Work to complete: Among the records that follow, count the lines with the string "xlabel"; report only that count.

Input for this task:

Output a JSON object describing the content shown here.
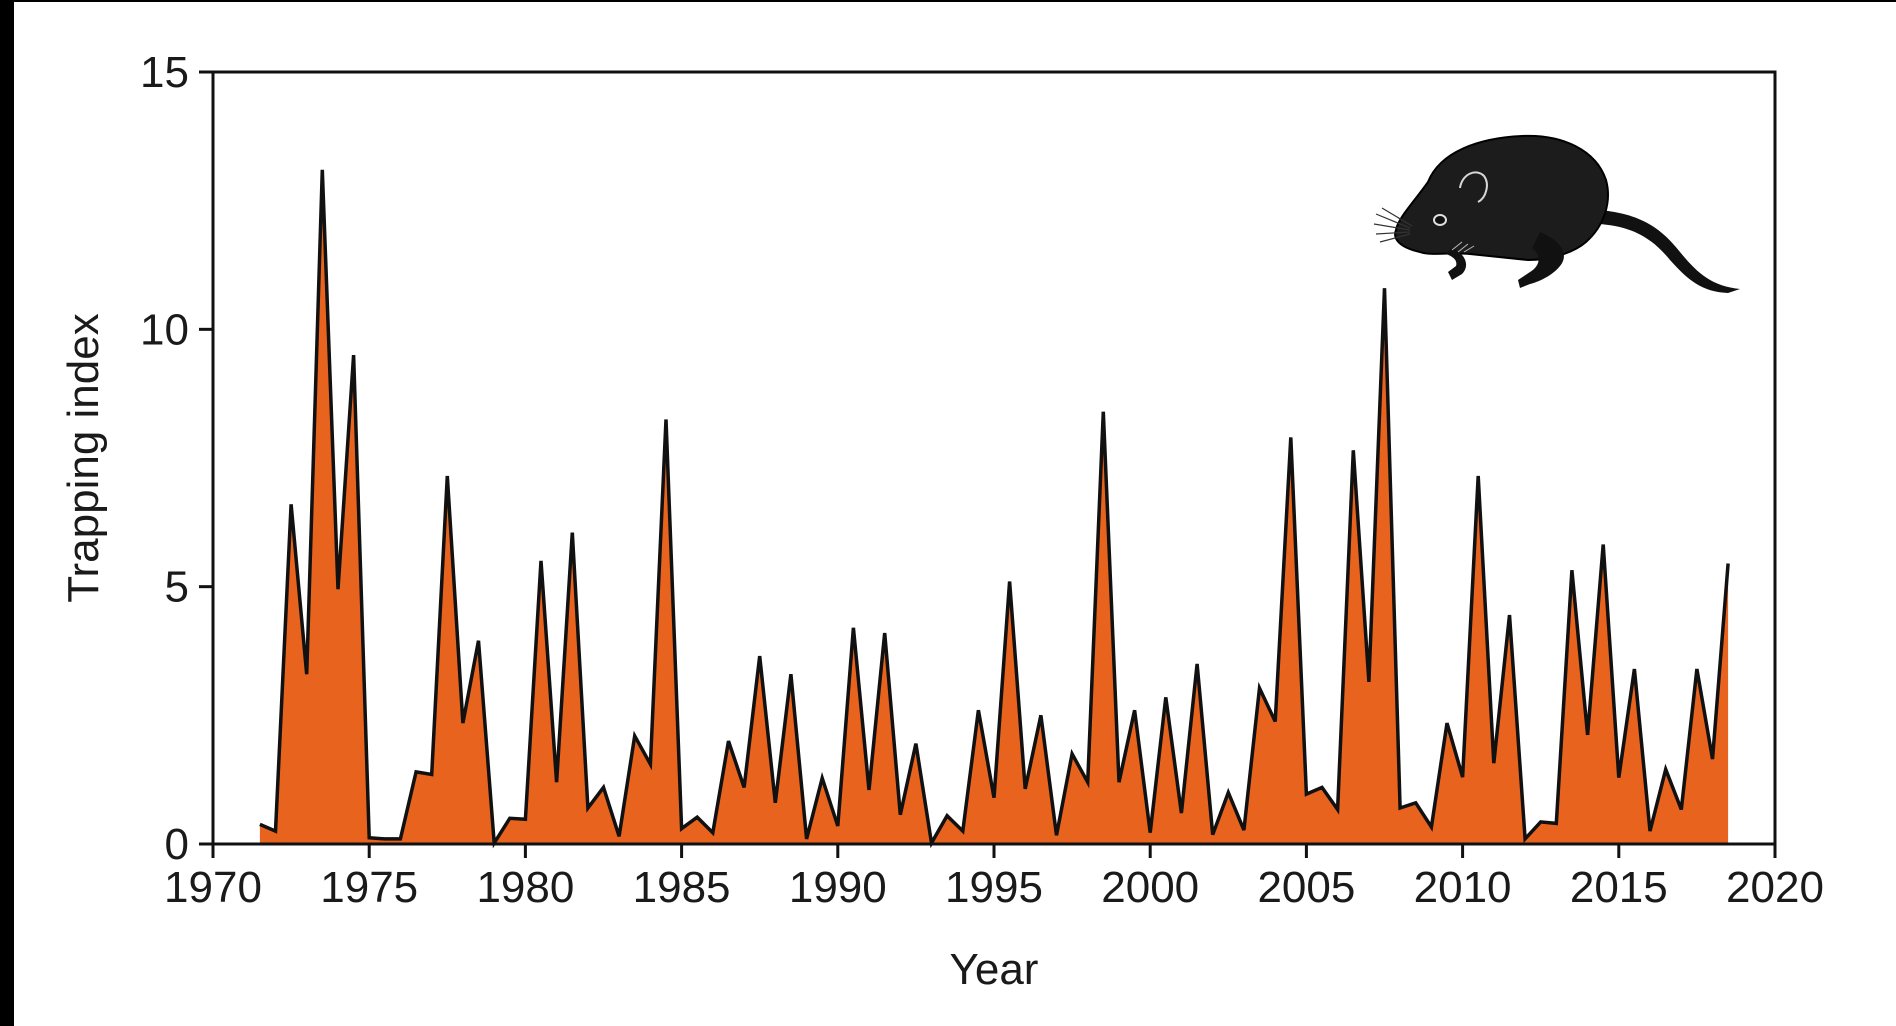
{
  "chart_data": {
    "type": "area",
    "title": "",
    "xlabel": "Year",
    "ylabel": "Trapping index",
    "xlim": [
      1970,
      2020
    ],
    "ylim": [
      0,
      15
    ],
    "xticks": [
      1970,
      1975,
      1980,
      1985,
      1990,
      1995,
      2000,
      2005,
      2010,
      2015,
      2020
    ],
    "yticks": [
      0,
      5,
      10,
      15
    ],
    "grid": false,
    "legend": "none",
    "fill_color": "#e8641e",
    "line_color": "#111111",
    "illustration": "vole-icon",
    "series": [
      {
        "x": [
          1971.5,
          1972.0,
          1972.5,
          1973.0,
          1973.5,
          1974.0,
          1974.5,
          1975.0,
          1975.5,
          1976.0,
          1976.5,
          1977.0,
          1977.5,
          1978.0,
          1978.5,
          1979.0,
          1979.5,
          1980.0,
          1980.5,
          1981.0,
          1981.5,
          1982.0,
          1982.5,
          1983.0,
          1983.5,
          1984.0,
          1984.5,
          1985.0,
          1985.5,
          1986.0,
          1986.5,
          1987.0,
          1987.5,
          1988.0,
          1988.5,
          1989.0,
          1989.5,
          1990.0,
          1990.5,
          1991.0,
          1991.5,
          1992.0,
          1992.5,
          1993.0,
          1993.5,
          1994.0,
          1994.5,
          1995.0,
          1995.5,
          1996.0,
          1996.5,
          1997.0,
          1997.5,
          1998.0,
          1998.5,
          1999.0,
          1999.5,
          2000.0,
          2000.5,
          2001.0,
          2001.5,
          2002.0,
          2002.5,
          2003.0,
          2003.5,
          2004.0,
          2004.5,
          2005.0,
          2005.5,
          2006.0,
          2006.5,
          2007.0,
          2007.5,
          2008.0,
          2008.5,
          2009.0,
          2009.5,
          2010.0,
          2010.5,
          2011.0,
          2011.5,
          2012.0,
          2012.5,
          2013.0,
          2013.5,
          2014.0,
          2014.5,
          2015.0,
          2015.5,
          2016.0,
          2016.5,
          2017.0,
          2017.5,
          2018.0,
          2018.5
        ],
        "values": [
          0.38,
          0.25,
          6.6,
          3.3,
          13.1,
          4.95,
          9.5,
          0.12,
          0.1,
          0.1,
          1.4,
          1.35,
          7.15,
          2.35,
          3.95,
          0.02,
          0.5,
          0.48,
          5.5,
          1.2,
          6.05,
          0.7,
          1.1,
          0.15,
          2.1,
          1.55,
          8.25,
          0.3,
          0.52,
          0.22,
          2.0,
          1.1,
          3.65,
          0.8,
          3.3,
          0.1,
          1.28,
          0.35,
          4.2,
          1.05,
          4.1,
          0.57,
          1.95,
          0.02,
          0.55,
          0.25,
          2.6,
          0.9,
          5.1,
          1.07,
          2.5,
          0.17,
          1.75,
          1.2,
          8.4,
          1.2,
          2.6,
          0.22,
          2.85,
          0.6,
          3.5,
          0.18,
          1.0,
          0.27,
          3.03,
          2.38,
          7.9,
          0.97,
          1.1,
          0.67,
          7.65,
          3.15,
          10.8,
          0.7,
          0.8,
          0.33,
          2.35,
          1.3,
          7.15,
          1.57,
          4.45,
          0.1,
          0.43,
          0.4,
          5.32,
          2.12,
          5.82,
          1.29,
          3.4,
          0.25,
          1.45,
          0.67,
          3.4,
          1.65,
          5.45
        ]
      }
    ]
  }
}
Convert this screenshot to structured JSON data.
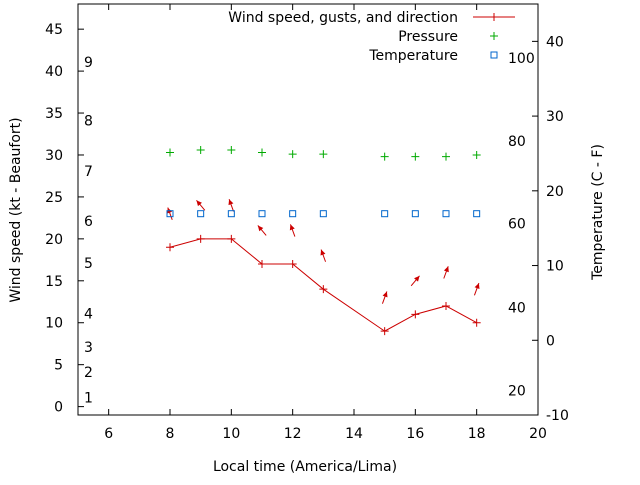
{
  "chart_data": {
    "type": "line",
    "xlabel": "Local time (America/Lima)",
    "ylabel_left": "Wind speed (kt - Beaufort)",
    "ylabel_right": "Temperature (C - F)",
    "xlim": [
      5,
      20
    ],
    "ylim_left": [
      -1,
      48
    ],
    "ylim_right": [
      -10,
      45
    ],
    "x_ticks": [
      6,
      8,
      10,
      12,
      14,
      16,
      18,
      20
    ],
    "y_left_ticks": [
      0,
      5,
      10,
      15,
      20,
      25,
      30,
      35,
      40,
      45
    ],
    "y_right_ticks": [
      -10,
      0,
      10,
      20,
      30,
      40
    ],
    "beaufort_labels": [
      {
        "label": "1",
        "speed": 1.1
      },
      {
        "label": "2",
        "speed": 4.1
      },
      {
        "label": "3",
        "speed": 7.1
      },
      {
        "label": "4",
        "speed": 11.1
      },
      {
        "label": "5",
        "speed": 17.1
      },
      {
        "label": "6",
        "speed": 22.1
      },
      {
        "label": "7",
        "speed": 28.1
      },
      {
        "label": "8",
        "speed": 34.1
      },
      {
        "label": "9",
        "speed": 41.1
      }
    ],
    "fahrenheit_labels": [
      {
        "label": "20",
        "celsius": -6.7
      },
      {
        "label": "40",
        "celsius": 4.4
      },
      {
        "label": "60",
        "celsius": 15.6
      },
      {
        "label": "80",
        "celsius": 26.7
      },
      {
        "label": "100",
        "celsius": 37.8
      }
    ],
    "grid": false,
    "legend_position": "top-right",
    "colors": {
      "wind": "#cc0000",
      "pressure": "#00aa00",
      "temperature": "#0066cc"
    },
    "series": [
      {
        "name": "Wind speed, gusts, and direction",
        "axis": "left",
        "x": [
          8,
          9,
          10,
          11,
          12,
          13,
          15,
          16,
          17,
          18
        ],
        "values": [
          19,
          20,
          20,
          17,
          17,
          14,
          9,
          11,
          12,
          10
        ],
        "direction_deg": [
          160,
          140,
          160,
          140,
          160,
          160,
          200,
          220,
          200,
          200
        ]
      },
      {
        "name": "Pressure",
        "axis": "left",
        "x": [
          8,
          9,
          10,
          11,
          12,
          13,
          15,
          16,
          17,
          18
        ],
        "values": [
          30.3,
          30.6,
          30.6,
          30.3,
          30.1,
          30.1,
          29.8,
          29.8,
          29.8,
          30.0
        ]
      },
      {
        "name": "Temperature",
        "axis": "left",
        "x": [
          8,
          9,
          10,
          11,
          12,
          13,
          15,
          16,
          17,
          18
        ],
        "values": [
          23,
          23,
          23,
          23,
          23,
          23,
          23,
          23,
          23,
          23
        ]
      }
    ]
  }
}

Answer for the task: 2